Part of a data file
=-=-=

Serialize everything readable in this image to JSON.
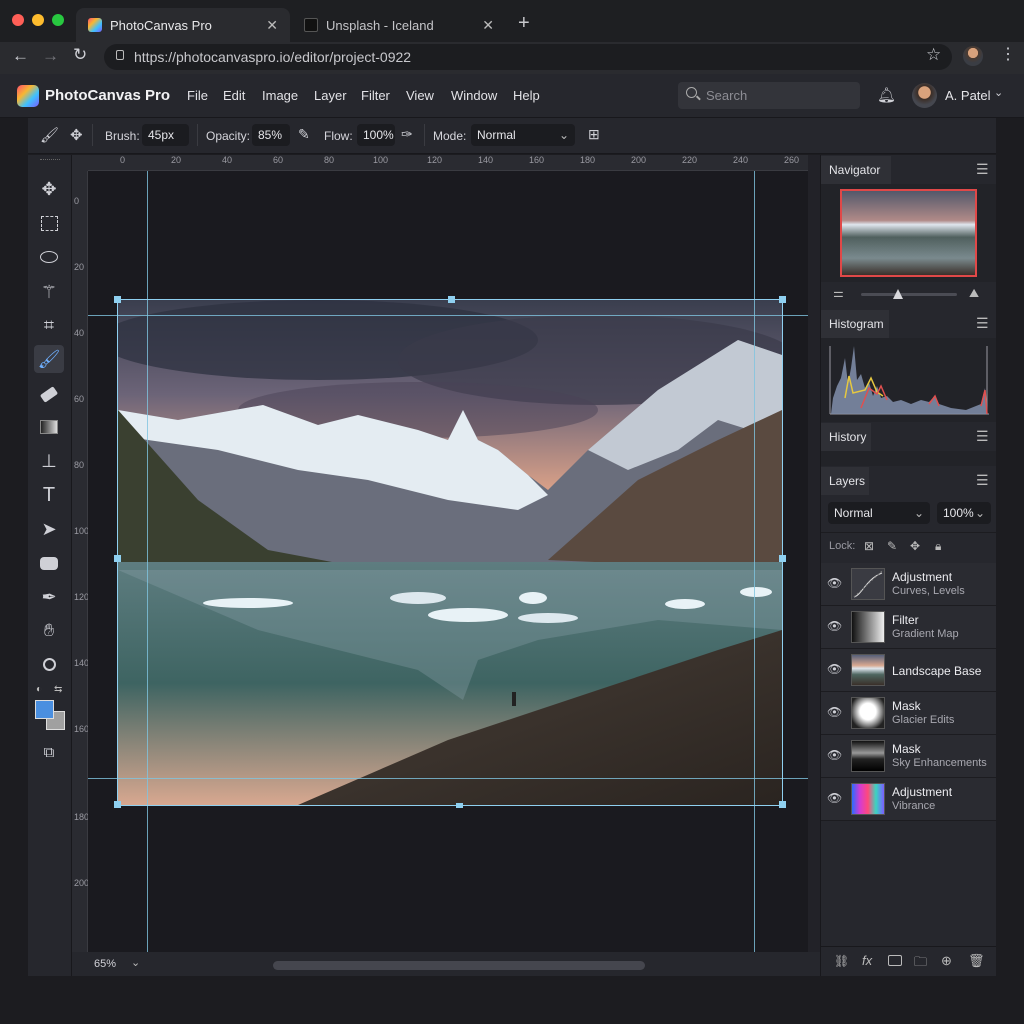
{
  "browser": {
    "tabs": [
      {
        "label": "PhotoCanvas Pro",
        "active": true
      },
      {
        "label": "Unsplash - Iceland",
        "active": false
      }
    ],
    "url": "https://photocanvaspro.io/editor/project-0922"
  },
  "app": {
    "name": "PhotoCanvas Pro",
    "menu": [
      "File",
      "Edit",
      "Image",
      "Layer",
      "Filter",
      "View",
      "Window",
      "Help"
    ],
    "search_placeholder": "Search",
    "user": "A. Patel"
  },
  "options": {
    "brush_label": "Brush:",
    "brush_value": "45px",
    "opacity_label": "Opacity:",
    "opacity_value": "85%",
    "flow_label": "Flow:",
    "flow_value": "100%",
    "mode_label": "Mode:",
    "mode_value": "Normal"
  },
  "rulers": {
    "top": [
      "0",
      "20",
      "40",
      "60",
      "80",
      "100",
      "120",
      "140",
      "160",
      "180",
      "200",
      "220",
      "240",
      "260"
    ],
    "left": [
      "0",
      "20",
      "40",
      "60",
      "80",
      "100",
      "120",
      "140",
      "160",
      "180",
      "200"
    ]
  },
  "status": {
    "zoom": "65%"
  },
  "panels": {
    "navigator": "Navigator",
    "histogram": "Histogram",
    "history": "History",
    "layers": "Layers",
    "blend_mode": "Normal",
    "layer_opacity": "100%",
    "lock_label": "Lock:"
  },
  "layers": [
    {
      "name": "Adjustment",
      "sub": "Curves, Levels",
      "thumb": "curves"
    },
    {
      "name": "Filter",
      "sub": "Gradient Map",
      "thumb": "gradient"
    },
    {
      "name": "Landscape Base",
      "sub": "",
      "thumb": "photo"
    },
    {
      "name": "Mask",
      "sub": "Glacier Edits",
      "thumb": "mask"
    },
    {
      "name": "Mask",
      "sub": "Sky Enhancements",
      "thumb": "mask2"
    },
    {
      "name": "Adjustment",
      "sub": "Vibrance",
      "thumb": "vibrance"
    }
  ],
  "colors": {
    "accent": "#4a90e2",
    "foreground": "#4a8fe0",
    "background": "#a0a0a0"
  }
}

=-=-=

## What needs to be done
Without the pictures, repeat all the records word for word.

## Response
Serialize everything readable in this image to JSON.
{
  "browser": {
    "tabs": [
      {
        "label": "PhotoCanvas Pro",
        "active": true
      },
      {
        "label": "Unsplash - Iceland",
        "active": false
      }
    ],
    "url": "https://photocanvaspro.io/editor/project-0922"
  },
  "app": {
    "name": "PhotoCanvas Pro",
    "menu": [
      "File",
      "Edit",
      "Image",
      "Layer",
      "Filter",
      "View",
      "Window",
      "Help"
    ],
    "search_placeholder": "Search",
    "user": "A. Patel"
  },
  "options": {
    "brush_label": "Brush:",
    "brush_value": "45px",
    "opacity_label": "Opacity:",
    "opacity_value": "85%",
    "flow_label": "Flow:",
    "flow_value": "100%",
    "mode_label": "Mode:",
    "mode_value": "Normal"
  },
  "rulers": {
    "top": [
      "0",
      "20",
      "40",
      "60",
      "80",
      "100",
      "120",
      "140",
      "160",
      "180",
      "200",
      "220",
      "240",
      "260"
    ],
    "left": [
      "0",
      "20",
      "40",
      "60",
      "80",
      "100",
      "120",
      "140",
      "160",
      "180",
      "200"
    ]
  },
  "status": {
    "zoom": "65%"
  },
  "panels": {
    "navigator": "Navigator",
    "histogram": "Histogram",
    "history": "History",
    "layers": "Layers",
    "blend_mode": "Normal",
    "layer_opacity": "100%",
    "lock_label": "Lock:"
  },
  "layers": [
    {
      "name": "Adjustment",
      "sub": "Curves, Levels",
      "thumb": "curves"
    },
    {
      "name": "Filter",
      "sub": "Gradient Map",
      "thumb": "gradient"
    },
    {
      "name": "Landscape Base",
      "sub": "",
      "thumb": "photo"
    },
    {
      "name": "Mask",
      "sub": "Glacier Edits",
      "thumb": "mask"
    },
    {
      "name": "Mask",
      "sub": "Sky Enhancements",
      "thumb": "mask2"
    },
    {
      "name": "Adjustment",
      "sub": "Vibrance",
      "thumb": "vibrance"
    }
  ],
  "colors": {
    "accent": "#4a90e2",
    "foreground": "#4a8fe0",
    "background": "#a0a0a0"
  }
}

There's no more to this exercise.